= DIRECTION =
Can you transcribe every record below exactly as it appears?

= TASK MATERIAL =
◇ ◇ ◇

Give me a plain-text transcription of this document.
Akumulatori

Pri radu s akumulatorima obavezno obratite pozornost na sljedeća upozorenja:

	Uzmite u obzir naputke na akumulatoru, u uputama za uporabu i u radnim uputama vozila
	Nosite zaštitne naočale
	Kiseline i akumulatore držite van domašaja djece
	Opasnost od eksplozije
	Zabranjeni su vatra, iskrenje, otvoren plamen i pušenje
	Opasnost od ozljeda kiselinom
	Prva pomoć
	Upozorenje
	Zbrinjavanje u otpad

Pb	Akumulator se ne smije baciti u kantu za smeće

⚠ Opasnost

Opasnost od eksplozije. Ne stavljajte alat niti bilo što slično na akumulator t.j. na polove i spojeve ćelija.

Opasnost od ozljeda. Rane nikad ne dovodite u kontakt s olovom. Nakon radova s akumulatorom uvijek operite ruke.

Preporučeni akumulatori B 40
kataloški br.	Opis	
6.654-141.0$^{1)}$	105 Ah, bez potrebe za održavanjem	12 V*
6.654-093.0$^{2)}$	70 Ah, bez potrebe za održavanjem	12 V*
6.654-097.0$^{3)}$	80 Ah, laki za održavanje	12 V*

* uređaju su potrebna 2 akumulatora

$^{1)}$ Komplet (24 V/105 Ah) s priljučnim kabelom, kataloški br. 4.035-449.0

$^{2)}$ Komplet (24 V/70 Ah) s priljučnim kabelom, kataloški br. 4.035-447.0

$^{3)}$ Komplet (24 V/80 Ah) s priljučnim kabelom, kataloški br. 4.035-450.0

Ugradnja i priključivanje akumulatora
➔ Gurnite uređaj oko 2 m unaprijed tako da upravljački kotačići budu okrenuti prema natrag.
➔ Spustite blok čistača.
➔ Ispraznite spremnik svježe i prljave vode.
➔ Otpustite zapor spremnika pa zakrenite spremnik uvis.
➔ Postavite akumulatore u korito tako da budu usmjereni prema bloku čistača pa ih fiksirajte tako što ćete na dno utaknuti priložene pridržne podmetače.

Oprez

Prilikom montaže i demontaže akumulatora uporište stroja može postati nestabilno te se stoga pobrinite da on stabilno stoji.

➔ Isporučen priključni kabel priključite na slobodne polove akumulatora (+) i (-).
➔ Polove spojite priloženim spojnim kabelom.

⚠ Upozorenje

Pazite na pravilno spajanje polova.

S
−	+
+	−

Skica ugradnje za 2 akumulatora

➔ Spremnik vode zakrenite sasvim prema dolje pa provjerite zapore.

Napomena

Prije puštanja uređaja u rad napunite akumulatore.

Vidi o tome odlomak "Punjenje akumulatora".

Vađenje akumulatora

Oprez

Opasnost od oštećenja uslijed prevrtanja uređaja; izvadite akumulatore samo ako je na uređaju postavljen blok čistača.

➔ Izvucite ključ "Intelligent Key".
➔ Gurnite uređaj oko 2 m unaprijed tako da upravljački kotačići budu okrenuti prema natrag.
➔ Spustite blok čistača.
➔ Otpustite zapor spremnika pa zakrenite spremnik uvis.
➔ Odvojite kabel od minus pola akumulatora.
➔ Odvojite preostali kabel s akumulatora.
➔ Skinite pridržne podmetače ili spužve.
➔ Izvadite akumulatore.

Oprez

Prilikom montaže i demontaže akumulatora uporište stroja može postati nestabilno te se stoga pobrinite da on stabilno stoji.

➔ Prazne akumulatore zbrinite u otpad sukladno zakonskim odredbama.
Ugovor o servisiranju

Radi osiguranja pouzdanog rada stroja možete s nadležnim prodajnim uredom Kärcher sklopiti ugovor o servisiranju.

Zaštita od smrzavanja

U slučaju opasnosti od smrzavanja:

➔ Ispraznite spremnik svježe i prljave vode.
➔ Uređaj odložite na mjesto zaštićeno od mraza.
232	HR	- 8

◇ ◇ ◇

= SOLUTION TO THIS PROBLEM =
Give me a plain-text transcription of this document.
Akumulatori

Pri radu s akumulatorima obavezno obratite pozornost na sljedeća upozorenja:

	Uzmite u obzir naputke na akumulatoru, u uputama za uporabu i u radnim uputama vozila
	Nosite zaštitne naočale
	Kiseline i akumulatore držite van domašaja djece
	Opasnost od eksplozije
	Zabranjeni su vatra, iskrenje, otvoren plamen i pušenje
	Opasnost od ozljeda kiselinom
	Prva pomoć
	Upozorenje
	Zbrinjavanje u otpad

Pb	Akumulator se ne smije baciti u kantu za smeće

⚠ Opasnost

Opasnost od eksplozije. Ne stavljajte alat niti bilo što slično na akumulator t.j. na polove i spojeve ćelija.

Opasnost od ozljeda. Rane nikad ne dovodite u kontakt s olovom. Nakon radova s akumulatorom uvijek operite ruke.

Preporučeni akumulatori B 40
kataloški br.	Opis	
6.654-141.0$^{1)}$	105 Ah, bez potrebe za održavanjem	12 V*
6.654-093.0$^{2)}$	70 Ah, bez potrebe za održavanjem	12 V*
6.654-097.0$^{3)}$	80 Ah, laki za održavanje	12 V*

* uređaju su potrebna 2 akumulatora

$^{1)}$ Komplet (24 V/105 Ah) s priljučnim kabelom, kataloški br. 4.035-449.0

$^{2)}$ Komplet (24 V/70 Ah) s priljučnim kabelom, kataloški br. 4.035-447.0

$^{3)}$ Komplet (24 V/80 Ah) s priljučnim kabelom, kataloški br. 4.035-450.0

Ugradnja i priključivanje akumulatora
➔ Gurnite uređaj oko 2 m unaprijed tako da upravljački kotačići budu okrenuti prema natrag.
➔ Spustite blok čistača.
➔ Ispraznite spremnik svježe i prljave vode.
➔ Otpustite zapor spremnika pa zakrenite spremnik uvis.
➔ Postavite akumulatore u korito tako da budu usmjereni prema bloku čistača pa ih fiksirajte tako što ćete na dno utaknuti priložene pridržne podmetače.

Oprez

Prilikom montaže i demontaže akumulatora uporište stroja može postati nestabilno te se stoga pobrinite da on stabilno stoji.

➔ Isporučen priključni kabel priključite na slobodne polove akumulatora (+) i (-).
➔ Polove spojite priloženim spojnim kabelom.

⚠ Upozorenje

Pazite na pravilno spajanje polova.

S
−	+
+	−

Skica ugradnje za 2 akumulatora

➔ Spremnik vode zakrenite sasvim prema dolje pa provjerite zapore.

Napomena

Prije puštanja uređaja u rad napunite akumulatore.

Vidi o tome odlomak "Punjenje akumulatora".

Vađenje akumulatora

Oprez

Opasnost od oštećenja uslijed prevrtanja uređaja; izvadite akumulatore samo ako je na uređaju postavljen blok čistača.

➔ Izvucite ključ "Intelligent Key".
➔ Gurnite uređaj oko 2 m unaprijed tako da upravljački kotačići budu okrenuti prema natrag.
➔ Spustite blok čistača.
➔ Otpustite zapor spremnika pa zakrenite spremnik uvis.
➔ Odvojite kabel od minus pola akumulatora.
➔ Odvojite preostali kabel s akumulatora.
➔ Skinite pridržne podmetače ili spužve.
➔ Izvadite akumulatore.

Oprez

Prilikom montaže i demontaže akumulatora uporište stroja može postati nestabilno te se stoga pobrinite da on stabilno stoji.

➔ Prazne akumulatore zbrinite u otpad sukladno zakonskim odredbama.
Ugovor o servisiranju

Radi osiguranja pouzdanog rada stroja možete s nadležnim prodajnim uredom Kärcher sklopiti ugovor o servisiranju.

Zaštita od smrzavanja

U slučaju opasnosti od smrzavanja:

➔ Ispraznite spremnik svježe i prljave vode.
➔ Uređaj odložite na mjesto zaštićeno od mraza.
232	HR	- 8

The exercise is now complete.